— START OF Data excerpts —

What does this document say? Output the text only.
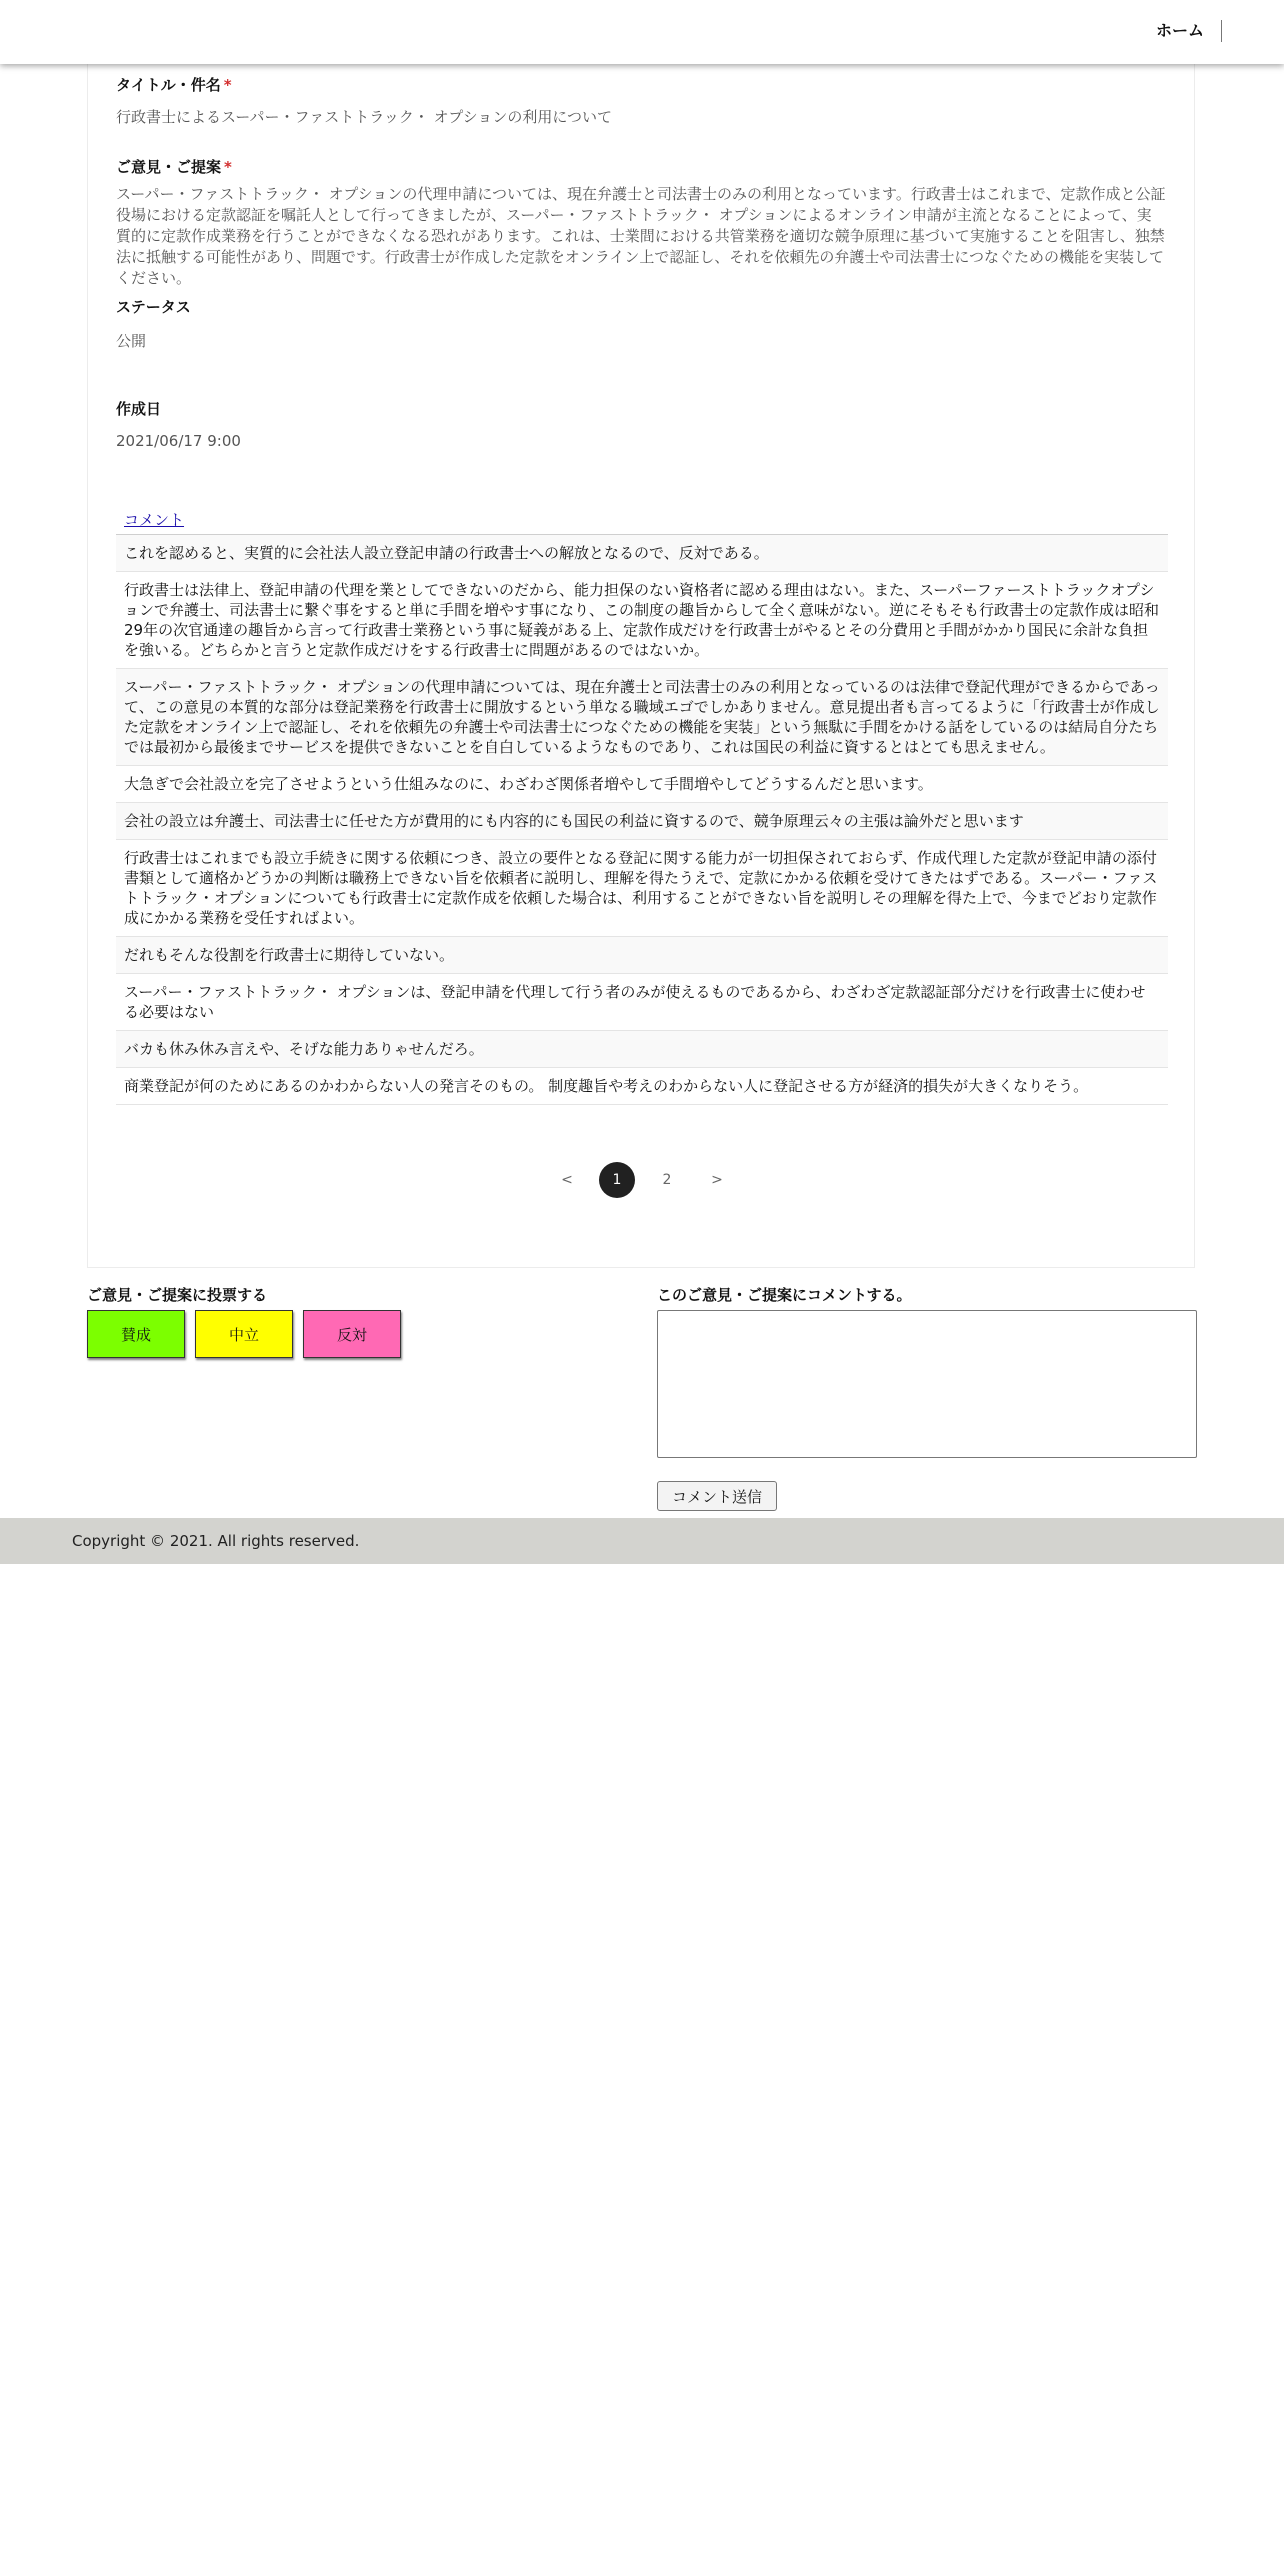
ホーム
タイトル・件名 *
行政書士によるスーパー・ファストトラック・ オプションの利用について
ご意見・ご提案 *
スーパー・ファストトラック・ オプションの代理申請については、現在弁護士と司法書士のみの利用となっています。行政書士はこれまで、定款作成と公証役場における定款認証を嘱託人として行ってきましたが、スーパー・ファストトラック・ オプションによるオンライン申請が主流となることによって、実質的に定款作成業務を行うことができなくなる恐れがあります。これは、士業間における共管業務を適切な競争原理に基づいて実施することを阻害し、独禁法に抵触する可能性があり、問題です。行政書士が作成した定款をオンライン上で認証し、それを依頼先の弁護士や司法書士につなぐための機能を実装してください。
ステータス
公開
作成日
2021/06/17 9:00
コメント
これを認めると、実質的に会社法人設立登記申請の行政書士への解放となるので、反対である。
行政書士は法律上、登記申請の代理を業としてできないのだから、能力担保のない資格者に認める理由はない。また、スーパーファーストトラックオプションで弁護士、司法書士に繋ぐ事をすると単に手間を増やす事になり、この制度の趣旨からして全く意味がない。逆にそもそも行政書士の定款作成は昭和29年の次官通達の趣旨から言って行政書士業務という事に疑義がある上、定款作成だけを行政書士がやるとその分費用と手間がかかり国民に余計な負担を強いる。どちらかと言うと定款作成だけをする行政書士に問題があるのではないか。
スーパー・ファストトラック・ オプションの代理申請については、現在弁護士と司法書士のみの利用となっているのは法律で登記代理ができるからであって、この意見の本質的な部分は登記業務を行政書士に開放するという単なる職域エゴでしかありません。意見提出者も言ってるように「行政書士が作成した定款をオンライン上で認証し、それを依頼先の弁護士や司法書士につなぐための機能を実装」という無駄に手間をかける話をしているのは結局自分たちでは最初から最後までサービスを提供できないことを自白しているようなものであり、これは国民の利益に資するとはとても思えません。
大急ぎで会社設立を完了させようという仕組みなのに、わざわざ関係者増やして手間増やしてどうするんだと思います。
会社の設立は弁護士、司法書士に任せた方が費用的にも内容的にも国民の利益に資するので、競争原理云々の主張は論外だと思います
行政書士はこれまでも設立手続きに関する依頼につき、設立の要件となる登記に関する能力が一切担保されておらず、作成代理した定款が登記申請の添付書類として適格かどうかの判断は職務上できない旨を依頼者に説明し、理解を得たうえで、定款にかかる依頼を受けてきたはずである。スーパー・ファストトラック・オプションについても行政書士に定款作成を依頼した場合は、利用することができない旨を説明しその理解を得た上で、今までどおり定款作成にかかる業務を受任すればよい。
だれもそんな役割を行政書士に期待していない。
スーパー・ファストトラック・ オプションは、登記申請を代理して行う者のみが使えるものであるから、わざわざ定款認証部分だけを行政書士に使わせる必要はない
バカも休み休み言えや、そげな能力ありゃせんだろ。
商業登記が何のためにあるのかわからない人の発言そのもの。 制度趣旨や考えのわからない人に登記させる方が経済的損失が大きくなりそう。
<	1	2	>
ご意見・ご提案に投票する
賛成	中立	反対
このご意見・ご提案にコメントする。
コメント送信
Copyright © 2021. All rights reserved.
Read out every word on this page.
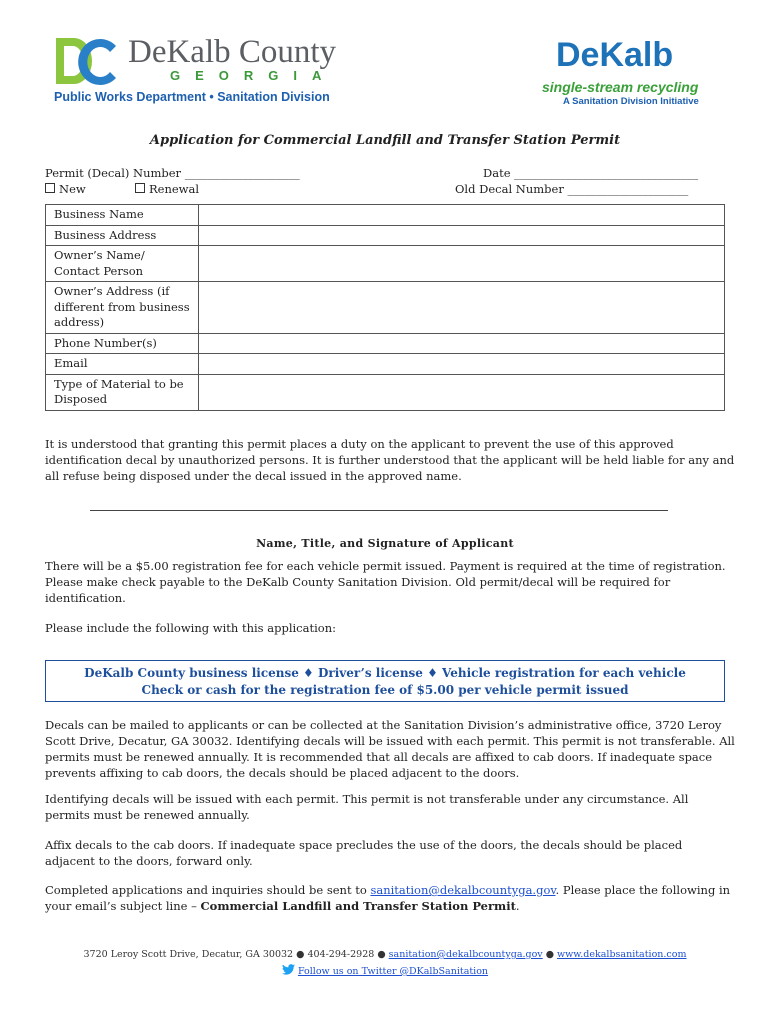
DeKalb County
GEORGIA
Public Works Department • Sanitation Division
DeKalb
single-stream recycling
A Sanitation Division Initiative
Application for Commercial Landfill and Transfer Station Permit
Permit (Decal) Number ____________________
New	Renewal
Date ________________________________
Old Decal Number _____________________
Business Name	
Business Address	
Owner’s Name/ Contact Person	
Owner’s Address (if different from business address)	
Phone Number(s)	
Email	
Type of Material to be Disposed	
It is understood that granting this permit places a duty on the applicant to prevent the use of this approved identification decal by unauthorized persons. It is further understood that the applicant will be held liable for any and all refuse being disposed under the decal issued in the approved name.
Name, Title, and Signature of Applicant
There will be a $5.00 registration fee for each vehicle permit issued. Payment is required at the time of registration. Please make check payable to the DeKalb County Sanitation Division. Old permit/decal will be required for identification.
Please include the following with this application:
DeKalb County business license ♦ Driver’s license ♦ Vehicle registration for each vehicle
Check or cash for the registration fee of $5.00 per vehicle permit issued
Decals can be mailed to applicants or can be collected at the Sanitation Division’s administrative office, 3720 Leroy Scott Drive, Decatur, GA 30032. Identifying decals will be issued with each permit. This permit is not transferable. All permits must be renewed annually. It is recommended that all decals are affixed to cab doors. If inadequate space prevents affixing to cab doors, the decals should be placed adjacent to the doors.
Identifying decals will be issued with each permit. This permit is not transferable under any circumstance. All permits must be renewed annually.
Affix decals to the cab doors. If inadequate space precludes the use of the doors, the decals should be placed adjacent to the doors, forward only.
Completed applications and inquiries should be sent to sanitation@dekalbcountyga.gov. Please place the following in your email’s subject line – Commercial Landfill and Transfer Station Permit.
3720 Leroy Scott Drive, Decatur, GA 30032 ● 404-294-2928 ● sanitation@dekalbcountyga.gov ● www.dekalbsanitation.com
Follow us on Twitter @DKalbSanitation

— END OF Data excerpts —

■ Job
Find the lines containing "inadequate" and list every one of them.

■ Reply to the task
Decals can be mailed to applicants or can be collected at the Sanitation Division’s administrative office, 3720 Leroy Scott Drive, Decatur, GA 30032. Identifying decals will be issued with each permit. This permit is not transferable. All permits must be renewed annually. It is recommended that all decals are affixed to cab doors. If inadequate space prevents affixing to cab doors, the decals should be placed adjacent to the doors.
Affix decals to the cab doors. If inadequate space precludes the use of the doors, the decals should be placed adjacent to the doors, forward only.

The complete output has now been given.